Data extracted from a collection
=-=-=-=-=

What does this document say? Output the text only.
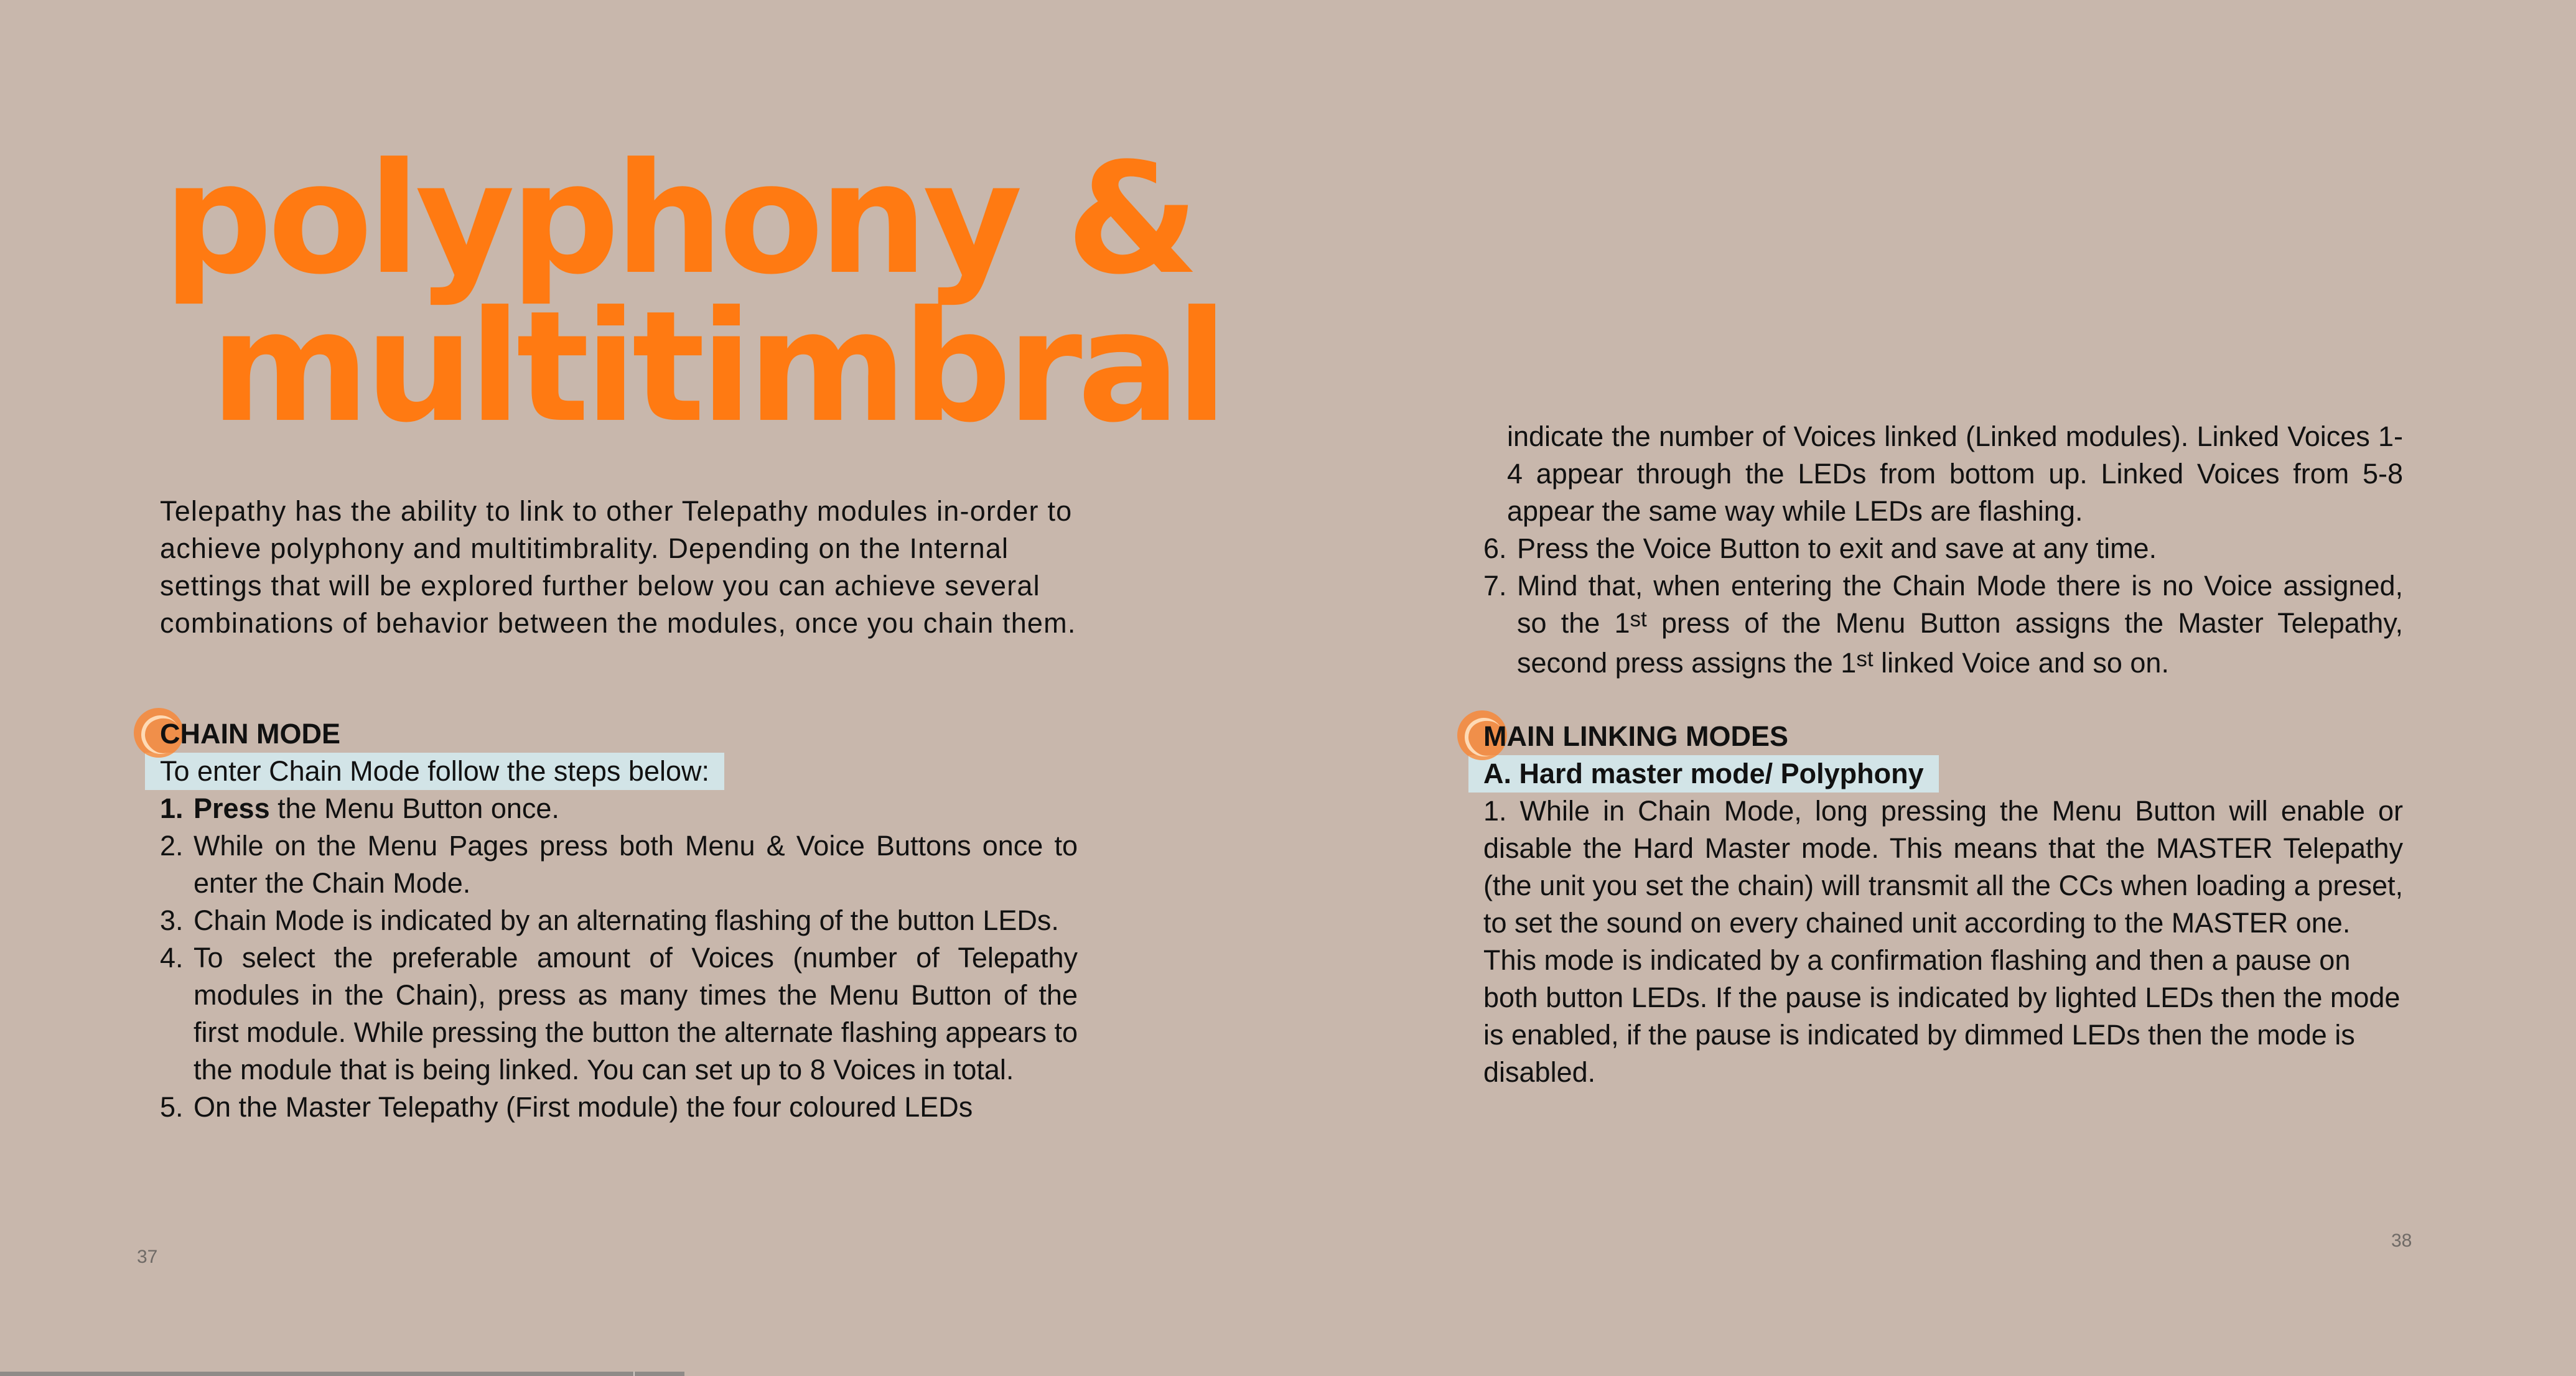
polyphony &
multitimbral

Telepathy has the ability to link to other Telepathy modules in-order to achieve polyphony and multitimbrality. Depending on the Internal settings that will be explored further below you can achieve several combinations of behavior between the modules, once you chain them.

CHAIN MODE
To enter Chain Mode follow the steps below:
1. Press the Menu Button once.
2. While on the Menu Pages press both Menu & Voice Buttons once to enter the Chain Mode.
3. Chain Mode is indicated by an alternating flashing of the button LEDs.
4. To select the preferable amount of Voices (number of Telepathy modules in the Chain), press as many times the Menu Button of the first module. While pressing the button the alternate flashing appears to the module that is being linked. You can set up to 8 Voices in total.
5. On the Master Telepathy (First module) the four coloured LEDs
indicate the number of Voices linked (Linked modules). Linked Voices 1-4 appear through the LEDs from bottom up. Linked Voices from 5-8 appear the same way while LEDs are flashing.
6. Press the Voice Button to exit and save at any time.
7. Mind that, when entering the Chain Mode there is no Voice assigned, so the 1st press of the Menu Button assigns the Master Telepathy, second press assigns the 1st linked Voice and so on.
MAIN LINKING MODES
A. Hard master mode/ Polyphony

1. While in Chain Mode, long pressing the Menu Button will enable or disable the Hard Master mode. This means that the MASTER Telepathy (the unit you set the chain) will transmit all the CCs when loading a preset, to set the sound on every chained unit according to the MASTER one.

This mode is indicated by a confirmation flashing and then a pause on both button LEDs. If the pause is indicated by lighted LEDs then the mode is enabled, if the pause is indicated by dimmed LEDs then the mode is disabled.

37
38
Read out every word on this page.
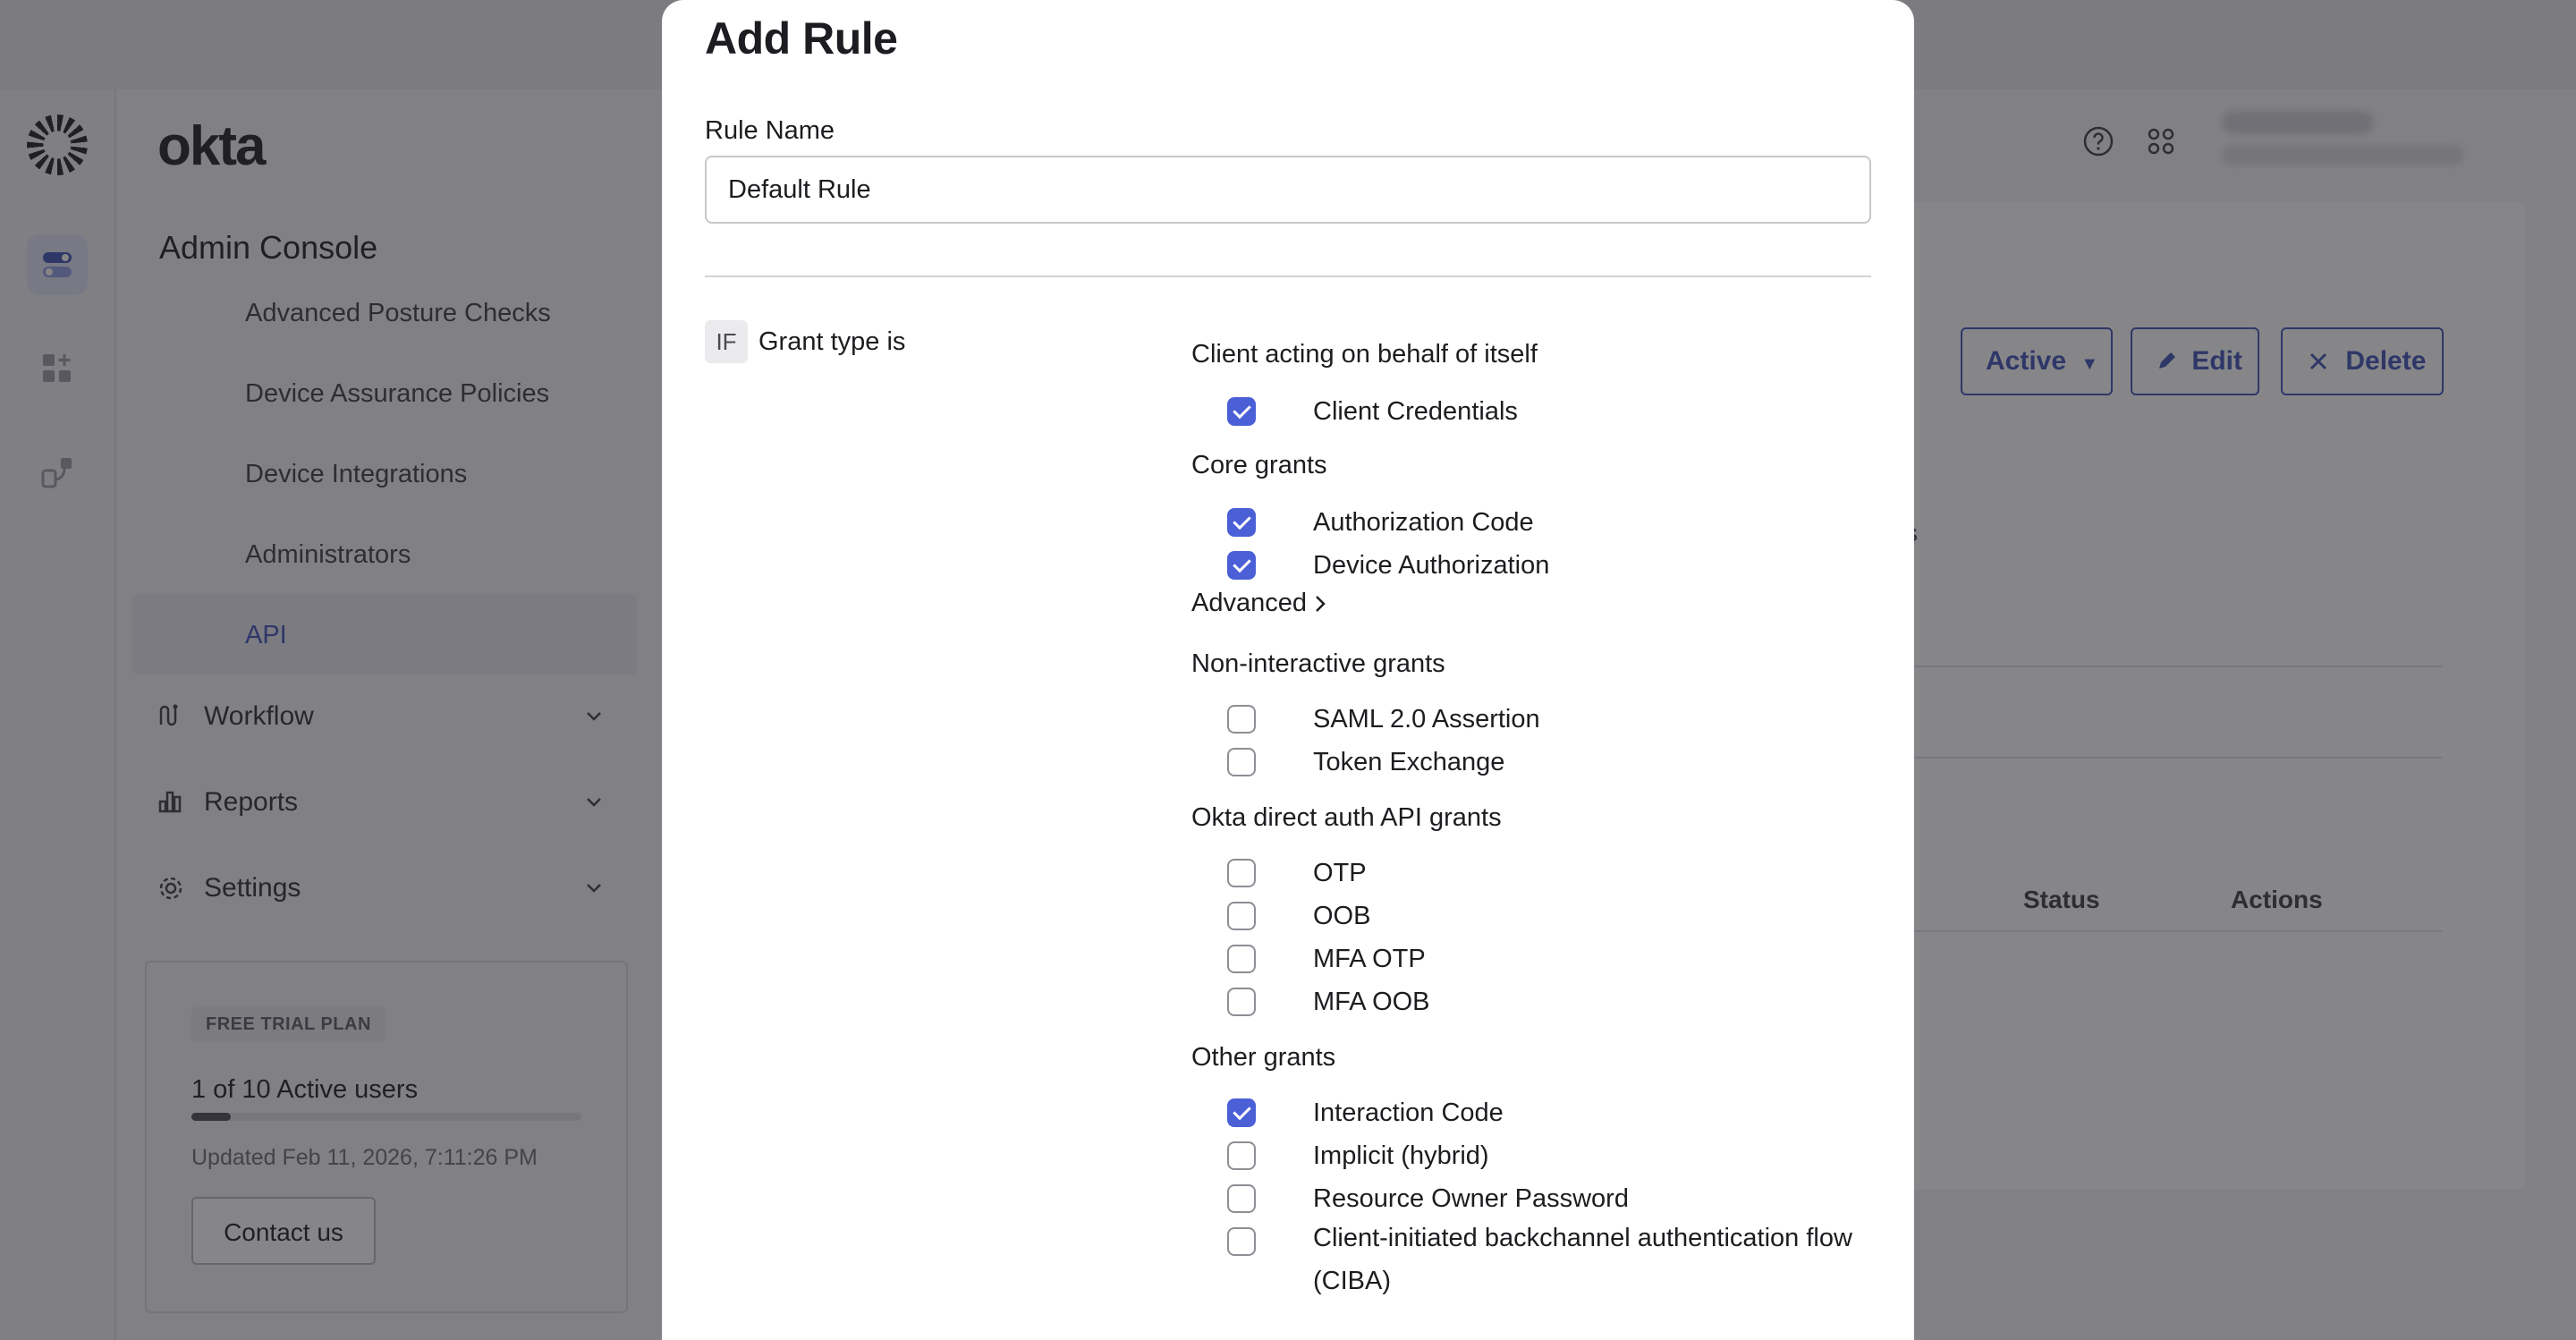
Add Rule
Rule Name
Default Rule
IF Grant type is	Client acting on behalf of itself
Client Credentials
Core grants
Authorization Code
Device Authorization
Advanced
Non-interactive grants
SAML 2.0 Assertion
Token Exchange
Okta direct auth API grants
OTP
OOB
MFA OTP
MFA OOB
Other grants
Interaction Code
Implicit (hybrid)
Resource Owner Password
Client-initiated backchannel authentication flow (CIBA)
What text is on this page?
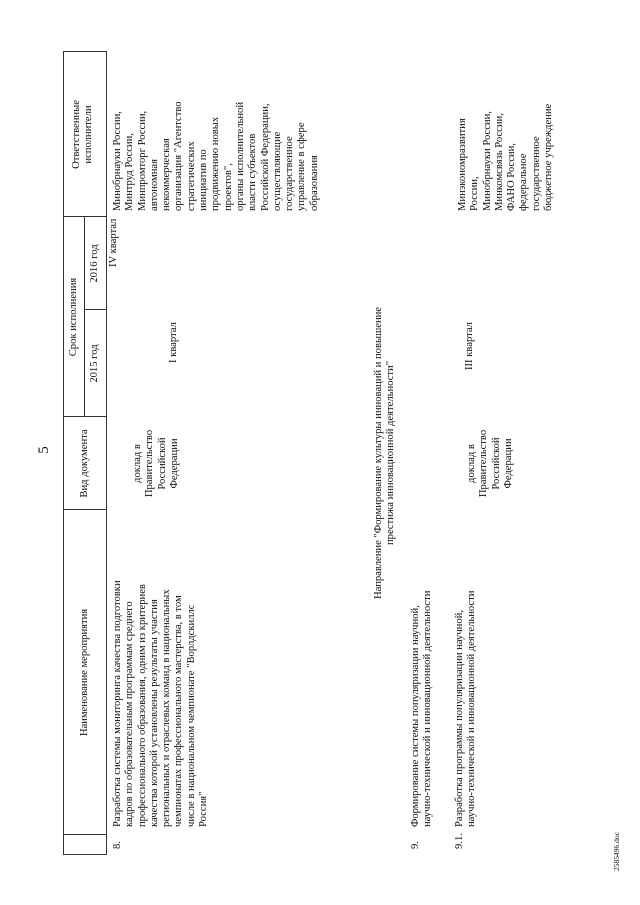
5
Наименование мероприятия
Вид документа
Срок исполнения
2015 год
2016 год
Ответственные
исполнители
8.
Разработка системы мониторинга качества подготовки
кадров по образовательным программам среднего
профессионального образования, одним из критериев
качества которой установлены результаты участия
региональных и отраслевых команд в национальных
чемпионатах профессионального мастерства, в том
числе в национальном чемпионате "Ворлдскиллс
Россия"
доклад в
Правительство
Российской
Федерации
I квартал
IV квартал
Минобрнауки России,
Минтруд России,
Минпромторг России,
автономная
некоммерческая
организация "Агентство
стратегических
инициатив по
продвижению новых
проектов",
органы исполнительной
власти субъектов
Российской Федерации,
осуществляющие
государственное
управление в сфере
образования
Направление "Формирование культуры инноваций и повышение
престижа инновационной деятельности"
9.
Формирование системы популяризации научной,
научно-технической и инновационной деятельности
9.1.
Разработка программы популяризации научной,
научно-технической и инновационной деятельности
доклад в
Правительство
Российской
Федерации
III квартал
Минэкономразвития
России,
Минобрнауки России,
Минкомсвязь России,
ФАНО России,
федеральное
государственное
бюджетное учреждение
2585496.doc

=-=-=-=-=

Instruction
Retype the data above exactly; pictures are not part of the copy.

Reply
What does this document say? Output the text only.
polyphony &
multitimbral

Telepathy has the ability to link to other Telepathy modules in-order to achieve polyphony and multitimbrality. Depending on the Internal settings that will be explored further below you can achieve several combinations of behavior between the modules, once you chain them.

CHAIN MODE
To enter Chain Mode follow the steps below:
1. Press the Menu Button once.
2. While on the Menu Pages press both Menu & Voice Buttons once to enter the Chain Mode.
3. Chain Mode is indicated by an alternating flashing of the button LEDs.
4. To select the preferable amount of Voices (number of Telepathy modules in the Chain), press as many times the Menu Button of the first module. While pressing the button the alternate flashing appears to the module that is being linked. You can set up to 8 Voices in total.
5. On the Master Telepathy (First module) the four coloured LEDs
indicate the number of Voices linked (Linked modules). Linked Voices 1-4 appear through the LEDs from bottom up. Linked Voices from 5-8 appear the same way while LEDs are flashing.
6. Press the Voice Button to exit and save at any time.
7. Mind that, when entering the Chain Mode there is no Voice assigned, so the 1st press of the Menu Button assigns the Master Telepathy, second press assigns the 1st linked Voice and so on.
MAIN LINKING MODES
A. Hard master mode/ Polyphony

1. While in Chain Mode, long pressing the Menu Button will enable or disable the Hard Master mode. This means that the MASTER Telepathy (the unit you set the chain) will transmit all the CCs when loading a preset, to set the sound on every chained unit according to the MASTER one.

This mode is indicated by a confirmation flashing and then a pause on both button LEDs. If the pause is indicated by lighted LEDs then the mode is enabled, if the pause is indicated by dimmed LEDs then the mode is disabled.

37
38
Read out every word on this page.
Add Rule
Rule Name
Default Rule
IF Grant type is	Client acting on behalf of itself
Client Credentials
Core grants
Authorization Code
Device Authorization
Advanced
Non-interactive grants
SAML 2.0 Assertion
Token Exchange
Okta direct auth API grants
OTP
OOB
MFA OTP
MFA OOB
Other grants
Interaction Code
Implicit (hybrid)
Resource Owner Password
Client-initiated backchannel authentication flow (CIBA)
What text is on this page?
5
Наименование мероприятия
Вид документа
Срок исполнения
2015 год
2016 год
Ответственные
исполнители
8.
Разработка системы мониторинга качества подготовки
кадров по образовательным программам среднего
профессионального образования, одним из критериев
качества которой установлены результаты участия
региональных и отраслевых команд в национальных
чемпионатах профессионального мастерства, в том
числе в национальном чемпионате "Ворлдскиллс
Россия"
доклад в
Правительство
Российской
Федерации
I квартал
IV квартал
Минобрнауки России,
Минтруд России,
Минпромторг России,
автономная
некоммерческая
организация "Агентство
стратегических
инициатив по
продвижению новых
проектов",
органы исполнительной
власти субъектов
Российской Федерации,
осуществляющие
государственное
управление в сфере
образования
Направление "Формирование культуры инноваций и повышение
престижа инновационной деятельности"
9.
Формирование системы популяризации научной,
научно-технической и инновационной деятельности
9.1.
Разработка программы популяризации научной,
научно-технической и инновационной деятельности
доклад в
Правительство
Российской
Федерации
III квартал
Минэкономразвития
России,
Минобрнауки России,
Минкомсвязь России,
ФАНО России,
федеральное
государственное
бюджетное учреждение
2585496.doc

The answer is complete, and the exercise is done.